*** ITEMS
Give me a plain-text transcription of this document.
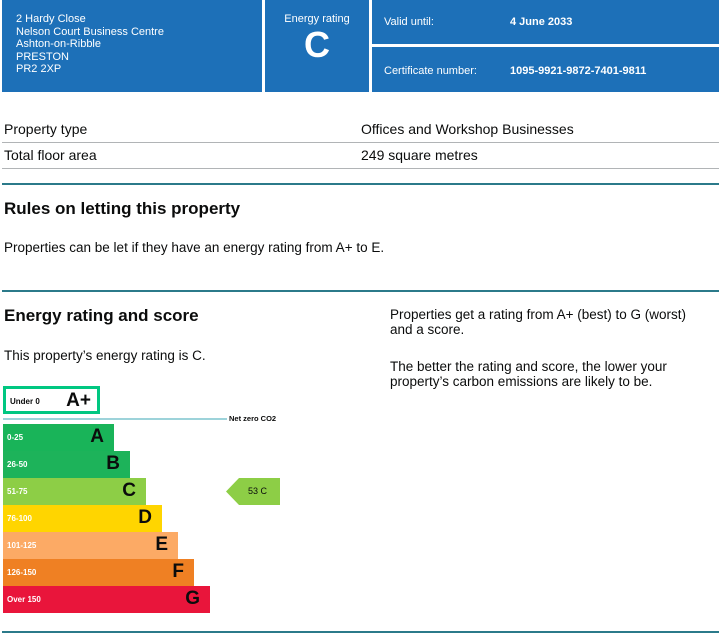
2 Hardy Close
Nelson Court Business Centre
Ashton-on-Ribble
PRESTON
PR2 2XP
Energy rating
C
Valid until:	4 June 2033
Certificate number:	1095-9921-9872-7401-9811
Property type	Offices and Workshop Businesses
Total floor area	249 square metres
Rules on letting this property
Properties can be let if they have an energy rating from A+ to E.
Energy rating and score
This property’s energy rating is C.
Properties get a rating from A+ (best) to G (worst)
and a score.
The better the rating and score, the lower your
property’s carbon emissions are likely to be.
Under 0 A+
Net zero CO2
0-25	A
26-50	B
51-75	C
76-100	D
101-125	E
126-150	F
Over 150	G
53 C
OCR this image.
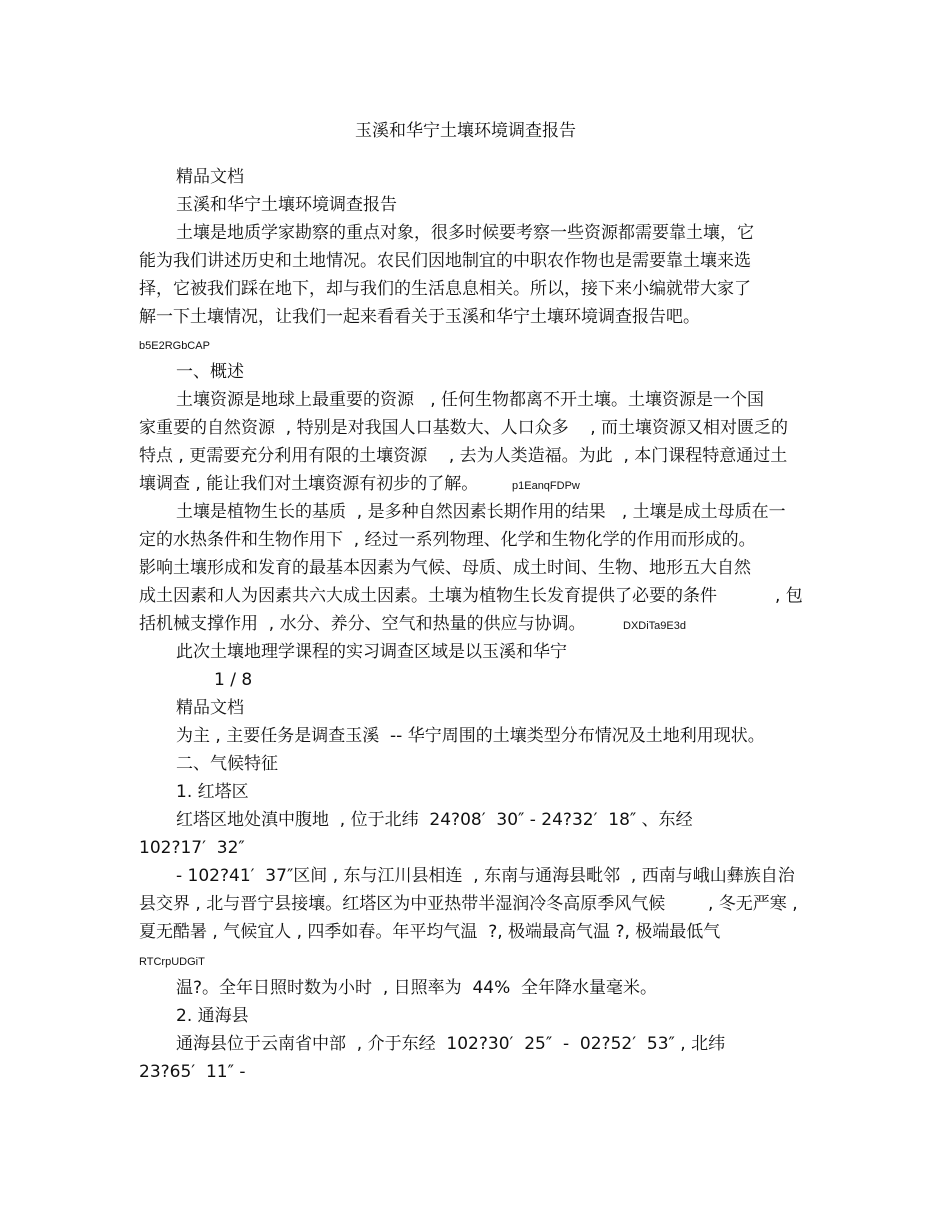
玉溪和华宁土壤环境调查报告
精品文档
玉溪和华宁土壤环境调查报告
土壤是地质学家勘察的重点对象，很多时候要考察一些资源都需要靠土壤，它
能为我们讲述历史和土地情况。农民们因地制宜的中职农作物也是需要靠土壤来选
择，它被我们踩在地下，却与我们的生活息息相关。所以，接下来小编就带大家了
解一下土壤情况，让我们一起来看看关于玉溪和华宁土壤环境调查报告吧。
b5E2RGbCAP
一、概述
土壤资源是地球上最重要的资源   , 任何生物都离不开土壤。土壤资源是一个国
家重要的自然资源  , 特别是对我国人口基数大、人口众多    , 而土壤资源又相对匮乏的
特点 , 更需要充分利用有限的土壤资源    , 去为人类造福。为此  , 本门课程特意通过土
壤调查 , 能让我们对土壤资源有初步的了解。	p1EanqFDPw
土壤是植物生长的基质  , 是多种自然因素长期作用的结果   , 土壤是成土母质在一
定的水热条件和生物作用下  , 经过一系列物理、化学和生物化学的作用而形成的。
影响土壤形成和发育的最基本因素为气候、母质、成土时间、生物、地形五大自然
成土因素和人为因素共六大成土因素。土壤为植物生长发育提供了必要的条件	, 包
括机械支撑作用  , 水分、养分、空气和热量的供应与协调。	DXDiTa9E3d
此次土壤地理学课程的实习调查区域是以玉溪和华宁
1 / 8
精品文档
为主 , 主要任务是调查玉溪  -- 华宁周围的土壤类型分布情况及土地利用现状。
二、气候特征
1. 红塔区
红塔区地处滇中腹地  , 位于北纬  24?08′  30″ - 24?32′  18″ 、东经
102?17′  32″
- 102?41′  37″区间 , 东与江川县相连  , 东南与通海县毗邻  , 西南与峨山彝族自治
县交界 , 北与晋宁县接壤。红塔区为中亚热带半湿润冷冬高原季风气候	, 冬无严寒 ,
夏无酷暑 , 气候宜人 , 四季如春。年平均气温  ?, 极端最高气温 ?, 极端最低气
RTCrpUDGiT
温?。全年日照时数为小时  , 日照率为  44%  全年降水量毫米。
2. 通海县
通海县位于云南省中部  , 介于东经  102?30′  25″  -  02?52′  53″ , 北纬
23?65′  11″ -
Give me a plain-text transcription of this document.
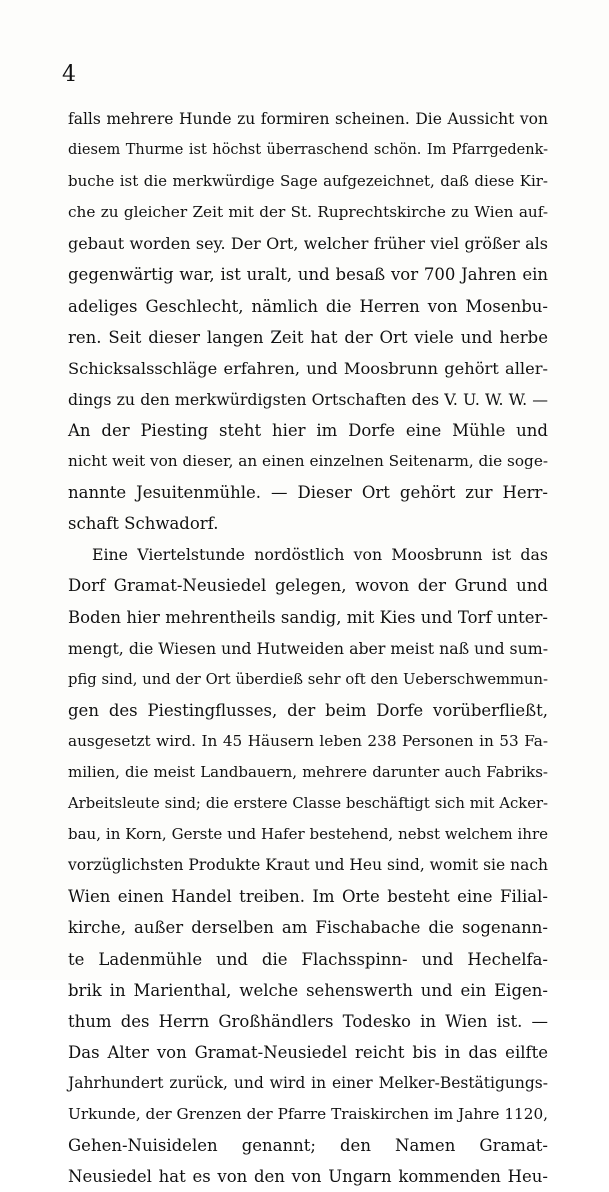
4
falls mehrere Hunde zu formiren scheinen. Die Aussicht von
diesem Thurme ist höchst überraschend schön. Im Pfarrgedenk-
buche ist die merkwürdige Sage aufgezeichnet, daß diese Kir-
che zu gleicher Zeit mit der St. Ruprechtskirche zu Wien auf-
gebaut worden sey. Der Ort, welcher früher viel größer als
gegenwärtig war, ist uralt, und besaß vor 700 Jahren ein
adeliges Geschlecht, nämlich die Herren von Mosenbu-
ren. Seit dieser langen Zeit hat der Ort viele und herbe
Schicksalsschläge erfahren, und Moosbrunn gehört aller-
dings zu den merkwürdigsten Ortschaften des V. U. W. W. —
An der Piesting steht hier im Dorfe eine Mühle und
nicht weit von dieser, an einen einzelnen Seitenarm, die soge-
nannte Jesuitenmühle. — Dieser Ort gehört zur Herr-
schaft Schwadorf.
Eine Viertelstunde nordöstlich von Moosbrunn ist das
Dorf Gramat-Neusiedel gelegen, wovon der Grund und
Boden hier mehrentheils sandig, mit Kies und Torf unter-
mengt, die Wiesen und Hutweiden aber meist naß und sum-
pfig sind, und der Ort überdieß sehr oft den Ueberschwemmun-
gen des Piestingflusses, der beim Dorfe vorüberfließt,
ausgesetzt wird. In 45 Häusern leben 238 Personen in 53 Fa-
milien, die meist Landbauern, mehrere darunter auch Fabriks-
Arbeitsleute sind; die erstere Classe beschäftigt sich mit Acker-
bau, in Korn, Gerste und Hafer bestehend, nebst welchem ihre
vorzüglichsten Produkte Kraut und Heu sind, womit sie nach
Wien einen Handel treiben. Im Orte besteht eine Filial-
kirche, außer derselben am Fischabache die sogenann-
te Ladenmühle und die Flachsspinn- und Hechelfa-
brik in Marienthal, welche sehenswerth und ein Eigen-
thum des Herrn Großhändlers Todesko in Wien ist. —
Das Alter von Gramat-Neusiedel reicht bis in das eilfte
Jahrhundert zurück, und wird in einer Melker-Bestätigungs-
Urkunde, der Grenzen der Pfarre Traiskirchen im Jahre 1120,
Gehen-Nuisidelen genannt; den Namen Gramat-
Neusiedel hat es von den von Ungarn kommenden Heu-
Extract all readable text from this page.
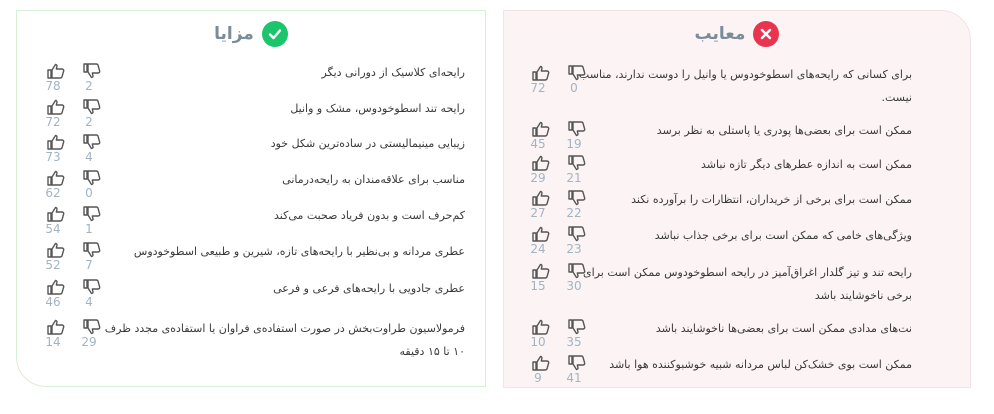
مزایا
78	2
رایحه‌ای کلاسیک از دورانی دیگر
72	2
رایحه تند اسطوخودوس، مشک و وانیل
73	4
زیبایی مینیمالیستی در ساده‌ترین شکل خود
62	0
مناسب برای علاقه‌مندان به رایحه‌درمانی
54	1
کم‌حرف است و بدون فریاد صحبت می‌کند
52	7
عطری مردانه و بی‌نظیر با رایحه‌های تازه، شیرین و طبیعی اسطوخودوس
46	4
عطری جادویی با رایحه‌های فرعی و فرعی
14	29
فرمولاسیون طراوت‌بخش در صورت استفاده‌ی فراوان یا استفاده‌ی مجدد ظرف ۱۰ تا ۱۵ دقیقه
معایب
72	0
برای کسانی که رایحه‌های اسطوخودوس یا وانیل را دوست ندارند، مناسب نیست.
45	19
ممکن است برای بعضی‌ها پودری یا پاستلی به نظر برسد
29	21
ممکن است به اندازه عطرهای دیگر تازه نباشد
27	22
ممکن است برای برخی از خریداران، انتظارات را برآورده نکند
24	23
ویژگی‌های خامی که ممکن است برای برخی جذاب نباشد
15	30
رایحه تند و تیز گلدار اغراق‌آمیز در رایحه اسطوخودوس ممکن است برای برخی ناخوشایند باشد
10	35
نت‌های مدادی ممکن است برای بعضی‌ها ناخوشایند باشد
9	41
ممکن است بوی خشک‌کن لباس مردانه شبیه خوشبوکننده هوا باشد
******
TASK TO COMPLETE »
Reproduce each line holding the word "wird".

THE OUTPUT »
ausgesetzt wird. In 45 Häusern leben 238 Personen in 53 Fa-
Jahrhundert zurück, und wird in einer Melker-Bestätigungs-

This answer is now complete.